### To be done
Write every line of the data below as a JSON list of strings, one string per line, and skip any blank lines. Leave out the pictures.

### The records
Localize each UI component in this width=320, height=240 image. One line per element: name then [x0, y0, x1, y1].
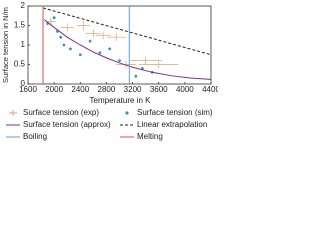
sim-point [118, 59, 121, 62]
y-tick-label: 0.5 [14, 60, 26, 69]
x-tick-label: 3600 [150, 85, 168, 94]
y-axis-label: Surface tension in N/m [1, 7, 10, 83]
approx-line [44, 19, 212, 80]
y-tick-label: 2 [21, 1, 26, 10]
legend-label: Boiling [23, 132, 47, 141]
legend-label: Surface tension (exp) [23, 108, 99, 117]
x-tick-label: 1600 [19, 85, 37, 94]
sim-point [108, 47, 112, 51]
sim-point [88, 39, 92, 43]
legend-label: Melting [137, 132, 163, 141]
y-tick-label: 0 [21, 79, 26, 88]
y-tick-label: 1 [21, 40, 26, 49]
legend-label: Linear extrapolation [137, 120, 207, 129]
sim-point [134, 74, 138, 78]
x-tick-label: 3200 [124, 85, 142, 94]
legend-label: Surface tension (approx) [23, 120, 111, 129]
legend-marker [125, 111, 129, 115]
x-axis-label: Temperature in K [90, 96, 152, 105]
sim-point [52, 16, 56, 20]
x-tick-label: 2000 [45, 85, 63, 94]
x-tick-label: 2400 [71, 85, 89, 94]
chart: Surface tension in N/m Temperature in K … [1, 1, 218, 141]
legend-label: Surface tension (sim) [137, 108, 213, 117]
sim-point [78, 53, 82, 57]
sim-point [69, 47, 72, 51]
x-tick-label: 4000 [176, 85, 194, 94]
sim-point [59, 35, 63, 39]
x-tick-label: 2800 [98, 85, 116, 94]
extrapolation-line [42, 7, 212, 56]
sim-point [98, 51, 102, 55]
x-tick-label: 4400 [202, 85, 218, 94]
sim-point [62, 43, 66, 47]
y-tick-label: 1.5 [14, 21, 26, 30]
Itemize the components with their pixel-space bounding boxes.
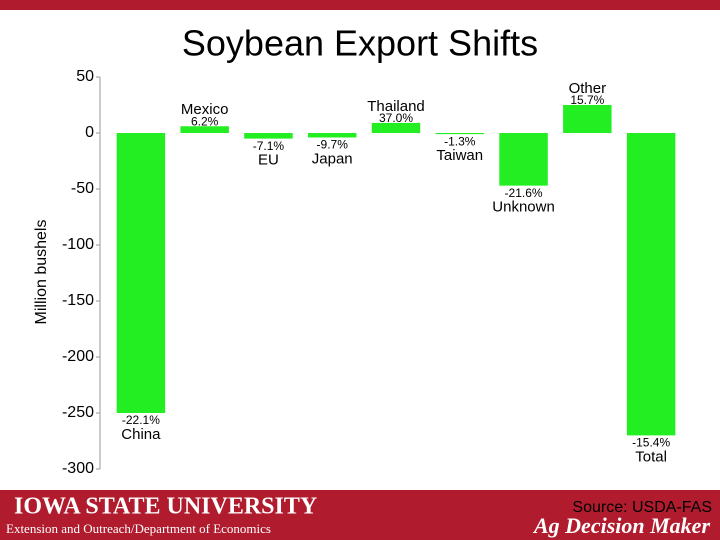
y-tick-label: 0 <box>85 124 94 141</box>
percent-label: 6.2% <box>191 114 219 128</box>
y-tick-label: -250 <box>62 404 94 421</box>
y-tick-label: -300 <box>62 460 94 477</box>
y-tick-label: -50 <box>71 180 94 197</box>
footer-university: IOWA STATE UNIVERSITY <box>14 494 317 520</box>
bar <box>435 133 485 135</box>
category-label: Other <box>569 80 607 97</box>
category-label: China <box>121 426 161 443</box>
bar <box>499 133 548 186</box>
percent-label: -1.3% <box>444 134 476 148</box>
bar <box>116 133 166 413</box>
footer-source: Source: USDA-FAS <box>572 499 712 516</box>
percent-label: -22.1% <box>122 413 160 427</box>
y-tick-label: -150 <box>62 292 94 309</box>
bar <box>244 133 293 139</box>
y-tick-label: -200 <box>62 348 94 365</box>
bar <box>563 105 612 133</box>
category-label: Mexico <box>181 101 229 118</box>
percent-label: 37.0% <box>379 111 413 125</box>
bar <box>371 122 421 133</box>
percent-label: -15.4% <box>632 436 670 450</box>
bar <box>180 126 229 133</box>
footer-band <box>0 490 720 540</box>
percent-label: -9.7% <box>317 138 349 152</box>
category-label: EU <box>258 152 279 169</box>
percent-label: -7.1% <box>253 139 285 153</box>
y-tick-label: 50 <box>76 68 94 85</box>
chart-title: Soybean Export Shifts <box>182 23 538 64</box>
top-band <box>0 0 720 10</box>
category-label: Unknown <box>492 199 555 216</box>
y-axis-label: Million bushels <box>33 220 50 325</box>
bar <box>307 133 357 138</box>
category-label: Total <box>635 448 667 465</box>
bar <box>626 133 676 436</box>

### Result of this task
[
  "Localize each UI component in this width=320, height=240 image. One line per element: name then [x0, y0, x1, y1].",
  "sim-point [118, 59, 121, 62]",
  "y-tick-label: 0.5 [14, 60, 26, 69]",
  "x-tick-label: 3600 [150, 85, 168, 94]",
  "y-axis-label: Surface tension in N/m [1, 7, 10, 83]",
  "approx-line [44, 19, 212, 80]",
  "y-tick-label: 2 [21, 1, 26, 10]",
  "legend-label: Boiling [23, 132, 47, 141]",
  "legend-label: Surface tension (exp) [23, 108, 99, 117]",
  "x-tick-label: 1600 [19, 85, 37, 94]",
  "sim-point [108, 47, 112, 51]",
  "sim-point [88, 39, 92, 43]",
  "legend-label: Melting [137, 132, 163, 141]",
  "y-tick-label: 0 [21, 79, 26, 88]",
  "y-tick-label: 1 [21, 40, 26, 49]",
  "legend-label: Linear extrapolation [137, 120, 207, 129]",
  "sim-point [134, 74, 138, 78]",
  "x-tick-label: 3200 [124, 85, 142, 94]",
  "legend-label: Surface tension (approx) [23, 120, 111, 129]",
  "legend-marker [125, 111, 129, 115]",
  "x-axis-label: Temperature in K [90, 96, 152, 105]",
  "sim-point [52, 16, 56, 20]",
  "x-tick-label: 2000 [45, 85, 63, 94]",
  "x-tick-label: 2400 [71, 85, 89, 94]",
  "chart: Surface tension in N/m Temperature in K … [1, 1, 218, 141]",
  "legend-label: Surface tension (sim) [137, 108, 213, 117]",
  "sim-point [78, 53, 82, 57]",
  "sim-point [69, 47, 72, 51]",
  "x-tick-label: 4000 [176, 85, 194, 94]",
  "sim-point [59, 35, 63, 39]",
  "x-tick-label: 2800 [98, 85, 116, 94]",
  "extrapolation-line [42, 7, 212, 56]",
  "sim-point [98, 51, 102, 55]",
  "x-tick-label: 4400 [202, 85, 218, 94]",
  "sim-point [62, 43, 66, 47]",
  "y-tick-label: 1.5 [14, 21, 26, 30]",
  "Itemize the components with their pixel-space bounding boxes.",
  "y-tick-label: 0 <box>85 124 94 141</box>",
  "percent-label: 6.2% <box>191 114 219 128</box>",
  "y-tick-label: -250 <box>62 404 94 421</box>",
  "y-tick-label: -300 <box>62 460 94 477</box>",
  "y-tick-label: -50 <box>71 180 94 197</box>",
  "footer-university: IOWA STATE UNIVERSITY <box>14 494 317 520</box>",
  "bar <box>435 133 485 135</box>",
  "category-label: Other <box>569 80 607 97</box>",
  "category-label: China <box>121 426 161 443</box>",
  "bar <box>499 133 548 186</box>",
  "percent-label: -1.3% <box>444 134 476 148</box>",
  "bar <box>116 133 166 413</box>",
  "footer-source: Source: USDA-FAS <box>572 499 712 516</box>",
  "percent-label: -22.1% <box>122 413 160 427</box>",
  "y-tick-label: -150 <box>62 292 94 309</box>",
  "bar <box>244 133 293 139</box>",
  "y-tick-label: -200 <box>62 348 94 365</box>",
  "bar <box>563 105 612 133</box>",
  "category-label: Mexico <box>181 101 229 118</box>",
  "percent-label: 37.0% <box>379 111 413 125</box>",
  "bar <box>371 122 421 133</box>",
  "percent-label: -15.4% <box>632 436 670 450</box>",
  "bar <box>180 126 229 133</box>",
  "footer-band <box>0 490 720 540</box>",
  "percent-label: -9.7% <box>317 138 349 152</box>",
  "category-label: EU <box>258 152 279 169</box>",
  "percent-label: -7.1% <box>253 139 285 153</box>",
  "y-tick-label: 50 <box>76 68 94 85</box>",
  "chart-title: Soybean Export Shifts <box>182 23 538 64</box>",
  "top-band <box>0 0 720 10</box>",
  "category-label: Unknown <box>492 199 555 216</box>",
  "y-axis-label: Million bushels <box>33 220 50 325</box>",
  "bar <box>307 133 357 138</box>",
  "category-label: Total <box>635 448 667 465</box>",
  "bar <box>626 133 676 436</box>"
]